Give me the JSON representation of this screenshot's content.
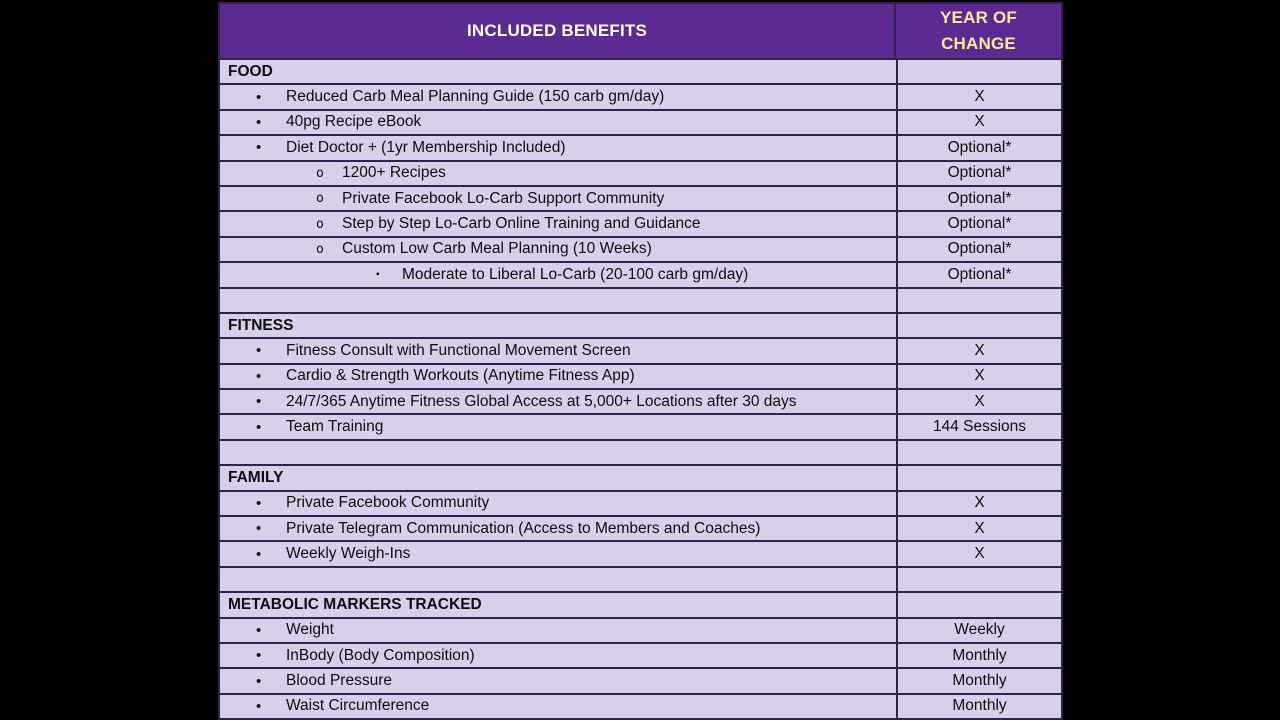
{
  "header": {
    "benefits_label": "INCLUDED BENEFITS",
    "year_label_line1": "YEAR OF",
    "year_label_line2": "CHANGE"
  },
  "colors": {
    "background": "#000000",
    "header_bg": "#5b2b92",
    "row_bg": "#d8d0ea",
    "grid_border": "#33204d",
    "header_text": "#ffffff",
    "year_header_text": "#ffe69c",
    "body_text": "#0d0d0d"
  },
  "bullets": {
    "1": "•",
    "2": "o",
    "3": "▪"
  },
  "rows": [
    {
      "kind": "section",
      "text": "FOOD",
      "value": ""
    },
    {
      "kind": "item",
      "level": 1,
      "text": "Reduced Carb Meal Planning Guide (150 carb gm/day)",
      "value": "X"
    },
    {
      "kind": "item",
      "level": 1,
      "text": "40pg Recipe eBook",
      "value": "X"
    },
    {
      "kind": "item",
      "level": 1,
      "text": "Diet Doctor + (1yr Membership Included)",
      "value": "Optional*"
    },
    {
      "kind": "item",
      "level": 2,
      "text": "1200+ Recipes",
      "value": "Optional*"
    },
    {
      "kind": "item",
      "level": 2,
      "text": "Private Facebook Lo-Carb Support Community",
      "value": "Optional*"
    },
    {
      "kind": "item",
      "level": 2,
      "text": "Step by Step Lo-Carb Online Training and Guidance",
      "value": "Optional*"
    },
    {
      "kind": "item",
      "level": 2,
      "text": "Custom Low Carb Meal Planning (10 Weeks)",
      "value": "Optional*"
    },
    {
      "kind": "item",
      "level": 3,
      "text": "Moderate to Liberal Lo-Carb (20-100 carb gm/day)",
      "value": "Optional*"
    },
    {
      "kind": "spacer",
      "text": "",
      "value": ""
    },
    {
      "kind": "section",
      "text": "FITNESS",
      "value": ""
    },
    {
      "kind": "item",
      "level": 1,
      "text": "Fitness Consult with Functional Movement Screen",
      "value": "X"
    },
    {
      "kind": "item",
      "level": 1,
      "text": "Cardio & Strength Workouts (Anytime Fitness App)",
      "value": "X"
    },
    {
      "kind": "item",
      "level": 1,
      "text": "24/7/365 Anytime Fitness Global Access at 5,000+ Locations after 30 days",
      "value": "X"
    },
    {
      "kind": "item",
      "level": 1,
      "text": "Team Training",
      "value": "144 Sessions"
    },
    {
      "kind": "spacer",
      "text": "",
      "value": ""
    },
    {
      "kind": "section",
      "text": "FAMILY",
      "value": ""
    },
    {
      "kind": "item",
      "level": 1,
      "text": "Private Facebook Community",
      "value": "X"
    },
    {
      "kind": "item",
      "level": 1,
      "text": "Private Telegram Communication (Access to Members and Coaches)",
      "value": "X"
    },
    {
      "kind": "item",
      "level": 1,
      "text": "Weekly Weigh-Ins",
      "value": "X"
    },
    {
      "kind": "spacer",
      "text": "",
      "value": ""
    },
    {
      "kind": "section",
      "text": "METABOLIC MARKERS TRACKED",
      "value": ""
    },
    {
      "kind": "item",
      "level": 1,
      "text": "Weight",
      "value": "Weekly"
    },
    {
      "kind": "item",
      "level": 1,
      "text": "InBody (Body Composition)",
      "value": "Monthly"
    },
    {
      "kind": "item",
      "level": 1,
      "text": "Blood Pressure",
      "value": "Monthly"
    },
    {
      "kind": "item",
      "level": 1,
      "text": "Waist Circumference",
      "value": "Monthly"
    }
  ]
}
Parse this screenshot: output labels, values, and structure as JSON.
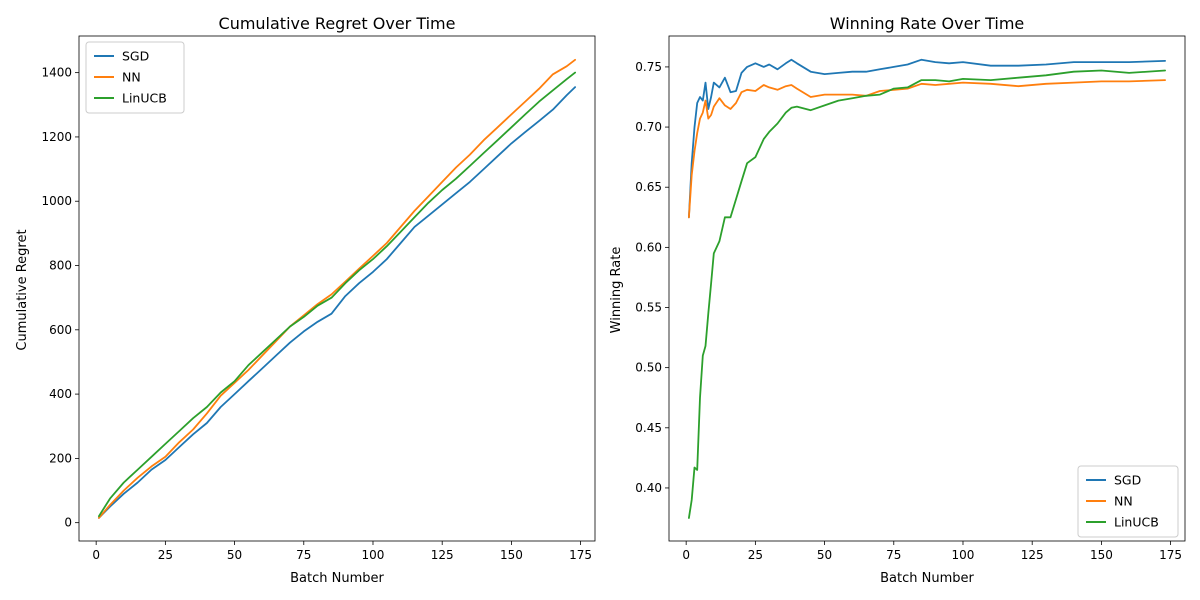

•••••

> **Task requirements**: Search the lines for the word "screenshot" and report how many contain it, by number only.

> **Complete response**: 2